** start of Exercise data **

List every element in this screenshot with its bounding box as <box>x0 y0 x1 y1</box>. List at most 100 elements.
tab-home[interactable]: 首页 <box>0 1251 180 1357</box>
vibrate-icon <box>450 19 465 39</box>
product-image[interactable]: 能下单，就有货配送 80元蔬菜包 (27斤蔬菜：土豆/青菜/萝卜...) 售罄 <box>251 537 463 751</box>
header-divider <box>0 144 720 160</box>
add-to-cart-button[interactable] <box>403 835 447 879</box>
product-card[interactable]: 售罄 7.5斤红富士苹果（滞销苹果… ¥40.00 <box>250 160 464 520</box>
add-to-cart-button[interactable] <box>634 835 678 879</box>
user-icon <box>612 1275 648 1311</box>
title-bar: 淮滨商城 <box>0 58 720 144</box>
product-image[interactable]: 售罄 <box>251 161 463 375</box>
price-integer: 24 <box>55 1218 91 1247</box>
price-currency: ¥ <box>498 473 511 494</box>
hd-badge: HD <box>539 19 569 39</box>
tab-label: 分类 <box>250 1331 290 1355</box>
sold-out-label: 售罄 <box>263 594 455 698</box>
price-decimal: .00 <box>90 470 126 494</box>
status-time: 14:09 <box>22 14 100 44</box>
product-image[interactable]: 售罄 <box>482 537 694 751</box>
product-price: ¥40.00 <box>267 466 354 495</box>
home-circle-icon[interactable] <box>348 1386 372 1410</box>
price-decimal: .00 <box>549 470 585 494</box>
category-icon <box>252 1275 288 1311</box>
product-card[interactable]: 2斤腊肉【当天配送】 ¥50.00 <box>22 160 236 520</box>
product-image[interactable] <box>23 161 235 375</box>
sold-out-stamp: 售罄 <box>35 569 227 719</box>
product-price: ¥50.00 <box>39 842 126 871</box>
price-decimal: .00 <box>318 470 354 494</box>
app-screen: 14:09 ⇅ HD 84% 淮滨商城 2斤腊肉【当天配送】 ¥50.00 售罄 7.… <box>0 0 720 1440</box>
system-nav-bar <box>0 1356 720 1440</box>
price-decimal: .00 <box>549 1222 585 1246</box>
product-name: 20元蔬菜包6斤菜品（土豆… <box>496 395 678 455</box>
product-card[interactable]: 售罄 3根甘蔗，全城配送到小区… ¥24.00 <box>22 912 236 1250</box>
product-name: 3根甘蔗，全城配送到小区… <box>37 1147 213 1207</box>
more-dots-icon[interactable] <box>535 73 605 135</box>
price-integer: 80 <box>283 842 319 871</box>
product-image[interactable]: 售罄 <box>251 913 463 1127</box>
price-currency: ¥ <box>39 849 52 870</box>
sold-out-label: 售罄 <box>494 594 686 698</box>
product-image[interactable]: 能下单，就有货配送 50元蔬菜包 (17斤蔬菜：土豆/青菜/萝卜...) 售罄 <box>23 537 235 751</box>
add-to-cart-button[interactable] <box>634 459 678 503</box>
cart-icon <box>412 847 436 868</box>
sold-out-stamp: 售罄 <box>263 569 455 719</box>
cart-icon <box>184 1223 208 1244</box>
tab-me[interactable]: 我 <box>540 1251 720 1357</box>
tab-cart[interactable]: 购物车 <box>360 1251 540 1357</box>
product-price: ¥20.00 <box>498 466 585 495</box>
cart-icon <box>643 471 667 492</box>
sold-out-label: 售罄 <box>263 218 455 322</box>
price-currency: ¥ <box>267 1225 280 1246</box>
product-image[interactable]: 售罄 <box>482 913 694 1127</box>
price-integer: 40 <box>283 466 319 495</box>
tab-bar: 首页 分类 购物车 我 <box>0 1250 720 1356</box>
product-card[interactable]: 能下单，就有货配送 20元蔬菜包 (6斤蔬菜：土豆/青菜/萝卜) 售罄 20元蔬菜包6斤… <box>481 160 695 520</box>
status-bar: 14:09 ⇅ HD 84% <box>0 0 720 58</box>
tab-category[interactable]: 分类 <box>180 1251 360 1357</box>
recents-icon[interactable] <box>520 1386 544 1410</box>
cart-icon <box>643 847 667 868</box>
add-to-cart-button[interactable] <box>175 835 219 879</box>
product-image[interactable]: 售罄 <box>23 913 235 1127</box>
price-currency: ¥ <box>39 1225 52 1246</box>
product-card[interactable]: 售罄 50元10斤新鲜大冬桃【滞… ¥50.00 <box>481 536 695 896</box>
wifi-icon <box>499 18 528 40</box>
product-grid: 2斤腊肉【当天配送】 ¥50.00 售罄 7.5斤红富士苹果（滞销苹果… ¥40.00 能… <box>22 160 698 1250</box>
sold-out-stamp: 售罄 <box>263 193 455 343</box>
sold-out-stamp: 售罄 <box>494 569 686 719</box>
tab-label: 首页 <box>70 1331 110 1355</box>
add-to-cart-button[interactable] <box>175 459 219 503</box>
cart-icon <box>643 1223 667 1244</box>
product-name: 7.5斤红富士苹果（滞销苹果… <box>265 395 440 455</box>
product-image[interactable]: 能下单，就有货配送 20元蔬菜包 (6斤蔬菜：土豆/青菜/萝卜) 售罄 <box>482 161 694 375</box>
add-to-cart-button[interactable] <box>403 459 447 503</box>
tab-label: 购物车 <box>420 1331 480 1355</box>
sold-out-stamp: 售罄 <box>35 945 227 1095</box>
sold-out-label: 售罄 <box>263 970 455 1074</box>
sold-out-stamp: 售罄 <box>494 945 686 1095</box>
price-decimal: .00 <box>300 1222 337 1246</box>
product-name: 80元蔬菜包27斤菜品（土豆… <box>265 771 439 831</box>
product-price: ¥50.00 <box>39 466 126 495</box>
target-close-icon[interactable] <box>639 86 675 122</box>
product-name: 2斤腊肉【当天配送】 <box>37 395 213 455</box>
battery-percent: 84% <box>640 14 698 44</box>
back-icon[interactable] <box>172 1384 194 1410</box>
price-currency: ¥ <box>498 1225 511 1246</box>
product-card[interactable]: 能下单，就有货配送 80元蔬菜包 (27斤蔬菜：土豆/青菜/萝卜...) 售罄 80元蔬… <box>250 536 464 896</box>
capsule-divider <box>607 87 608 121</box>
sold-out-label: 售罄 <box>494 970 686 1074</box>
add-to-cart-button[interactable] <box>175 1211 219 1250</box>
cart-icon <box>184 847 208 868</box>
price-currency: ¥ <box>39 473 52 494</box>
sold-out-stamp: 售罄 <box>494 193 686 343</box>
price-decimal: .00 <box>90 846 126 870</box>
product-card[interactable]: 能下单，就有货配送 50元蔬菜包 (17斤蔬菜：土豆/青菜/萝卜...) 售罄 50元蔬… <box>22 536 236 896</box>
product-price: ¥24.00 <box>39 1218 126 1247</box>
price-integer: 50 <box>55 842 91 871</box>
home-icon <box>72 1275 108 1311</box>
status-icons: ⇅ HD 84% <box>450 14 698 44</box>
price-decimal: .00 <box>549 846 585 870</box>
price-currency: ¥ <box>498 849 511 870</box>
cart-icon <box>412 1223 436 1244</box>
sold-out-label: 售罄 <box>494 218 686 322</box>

** end of Exercise data **

> [What you will do]: Reproduce every one of the lines above verbatim, with no alterations of any kind.

> [Exercise solution]:
List every element in this screenshot with its bounding box as <box>x0 y0 x1 y1</box>. List at most 100 elements.
tab-home[interactable]: 首页 <box>0 1251 180 1357</box>
vibrate-icon <box>450 19 465 39</box>
product-image[interactable]: 能下单，就有货配送 80元蔬菜包 (27斤蔬菜：土豆/青菜/萝卜...) 售罄 <box>251 537 463 751</box>
header-divider <box>0 144 720 160</box>
add-to-cart-button[interactable] <box>403 835 447 879</box>
product-card[interactable]: 售罄 7.5斤红富士苹果（滞销苹果… ¥40.00 <box>250 160 464 520</box>
add-to-cart-button[interactable] <box>634 835 678 879</box>
user-icon <box>612 1275 648 1311</box>
title-bar: 淮滨商城 <box>0 58 720 144</box>
product-image[interactable]: 售罄 <box>251 161 463 375</box>
price-integer: 24 <box>55 1218 91 1247</box>
price-currency: ¥ <box>498 473 511 494</box>
hd-badge: HD <box>539 19 569 39</box>
tab-label: 分类 <box>250 1331 290 1355</box>
sold-out-label: 售罄 <box>263 594 455 698</box>
price-decimal: .00 <box>90 470 126 494</box>
status-time: 14:09 <box>22 14 100 44</box>
product-image[interactable]: 售罄 <box>482 537 694 751</box>
product-price: ¥40.00 <box>267 466 354 495</box>
home-circle-icon[interactable] <box>348 1386 372 1410</box>
price-decimal: .00 <box>549 470 585 494</box>
category-icon <box>252 1275 288 1311</box>
product-card[interactable]: 2斤腊肉【当天配送】 ¥50.00 <box>22 160 236 520</box>
product-image[interactable] <box>23 161 235 375</box>
sold-out-stamp: 售罄 <box>35 569 227 719</box>
product-price: ¥50.00 <box>39 842 126 871</box>
price-decimal: .00 <box>318 470 354 494</box>
app-screen: 14:09 ⇅ HD 84% 淮滨商城 2斤腊肉【当天配送】 ¥50.00 售罄 7.… <box>0 0 720 1440</box>
system-nav-bar <box>0 1356 720 1440</box>
price-decimal: .00 <box>549 1222 585 1246</box>
product-name: 20元蔬菜包6斤菜品（土豆… <box>496 395 678 455</box>
product-card[interactable]: 售罄 3根甘蔗，全城配送到小区… ¥24.00 <box>22 912 236 1250</box>
product-name: 3根甘蔗，全城配送到小区… <box>37 1147 213 1207</box>
more-dots-icon[interactable] <box>535 73 605 135</box>
price-integer: 80 <box>283 842 319 871</box>
product-image[interactable]: 售罄 <box>251 913 463 1127</box>
price-currency: ¥ <box>39 849 52 870</box>
sold-out-label: 售罄 <box>494 594 686 698</box>
product-image[interactable]: 能下单，就有货配送 50元蔬菜包 (17斤蔬菜：土豆/青菜/萝卜...) 售罄 <box>23 537 235 751</box>
add-to-cart-button[interactable] <box>634 459 678 503</box>
cart-icon <box>412 847 436 868</box>
sold-out-stamp: 售罄 <box>263 569 455 719</box>
cart-icon <box>184 1223 208 1244</box>
tab-me[interactable]: 我 <box>540 1251 720 1357</box>
tab-cart[interactable]: 购物车 <box>360 1251 540 1357</box>
product-price: ¥20.00 <box>498 466 585 495</box>
cart-icon <box>643 471 667 492</box>
sold-out-label: 售罄 <box>263 218 455 322</box>
price-currency: ¥ <box>267 1225 280 1246</box>
product-image[interactable]: 售罄 <box>482 913 694 1127</box>
price-integer: 40 <box>283 466 319 495</box>
tab-bar: 首页 分类 购物车 我 <box>0 1250 720 1356</box>
product-card[interactable]: 能下单，就有货配送 20元蔬菜包 (6斤蔬菜：土豆/青菜/萝卜) 售罄 20元蔬菜包6斤… <box>481 160 695 520</box>
status-bar: 14:09 ⇅ HD 84% <box>0 0 720 58</box>
tab-category[interactable]: 分类 <box>180 1251 360 1357</box>
recents-icon[interactable] <box>520 1386 544 1410</box>
cart-icon <box>643 847 667 868</box>
add-to-cart-button[interactable] <box>175 835 219 879</box>
product-image[interactable]: 售罄 <box>23 913 235 1127</box>
price-currency: ¥ <box>39 1225 52 1246</box>
product-card[interactable]: 售罄 50元10斤新鲜大冬桃【滞… ¥50.00 <box>481 536 695 896</box>
wifi-icon <box>499 18 528 40</box>
product-grid: 2斤腊肉【当天配送】 ¥50.00 售罄 7.5斤红富士苹果（滞销苹果… ¥40.00 能… <box>22 160 698 1250</box>
sold-out-stamp: 售罄 <box>263 193 455 343</box>
sold-out-stamp: 售罄 <box>494 569 686 719</box>
tab-label: 首页 <box>70 1331 110 1355</box>
add-to-cart-button[interactable] <box>175 459 219 503</box>
cart-icon <box>643 1223 667 1244</box>
product-name: 7.5斤红富士苹果（滞销苹果… <box>265 395 440 455</box>
product-image[interactable]: 能下单，就有货配送 20元蔬菜包 (6斤蔬菜：土豆/青菜/萝卜) 售罄 <box>482 161 694 375</box>
add-to-cart-button[interactable] <box>403 459 447 503</box>
tab-label: 购物车 <box>420 1331 480 1355</box>
sold-out-stamp: 售罄 <box>35 945 227 1095</box>
sold-out-label: 售罄 <box>263 970 455 1074</box>
sold-out-stamp: 售罄 <box>494 945 686 1095</box>
price-decimal: .00 <box>300 1222 337 1246</box>
product-name: 80元蔬菜包27斤菜品（土豆… <box>265 771 439 831</box>
product-price: ¥50.00 <box>39 466 126 495</box>
target-close-icon[interactable] <box>639 86 675 122</box>
product-name: 2斤腊肉【当天配送】 <box>37 395 213 455</box>
battery-percent: 84% <box>640 14 698 44</box>
back-icon[interactable] <box>172 1384 194 1410</box>
price-currency: ¥ <box>498 1225 511 1246</box>
product-card[interactable]: 能下单，就有货配送 80元蔬菜包 (27斤蔬菜：土豆/青菜/萝卜...) 售罄 80元蔬… <box>250 536 464 896</box>
capsule-divider <box>607 87 608 121</box>
sold-out-label: 售罄 <box>494 970 686 1074</box>
add-to-cart-button[interactable] <box>175 1211 219 1250</box>
cart-icon <box>184 847 208 868</box>
price-currency: ¥ <box>39 473 52 494</box>
sold-out-stamp: 售罄 <box>494 193 686 343</box>
price-decimal: .00 <box>90 846 126 870</box>
product-card[interactable]: 能下单，就有货配送 50元蔬菜包 (17斤蔬菜：土豆/青菜/萝卜...) 售罄 50元蔬… <box>22 536 236 896</box>
product-price: ¥24.00 <box>39 1218 126 1247</box>
price-integer: 50 <box>55 842 91 871</box>
home-icon <box>72 1275 108 1311</box>
status-icons: ⇅ HD 84% <box>450 14 698 44</box>
price-decimal: .00 <box>549 846 585 870</box>
price-currency: ¥ <box>498 849 511 870</box>
cart-icon <box>412 1223 436 1244</box>
sold-out-label: 售罄 <box>494 218 686 322</box>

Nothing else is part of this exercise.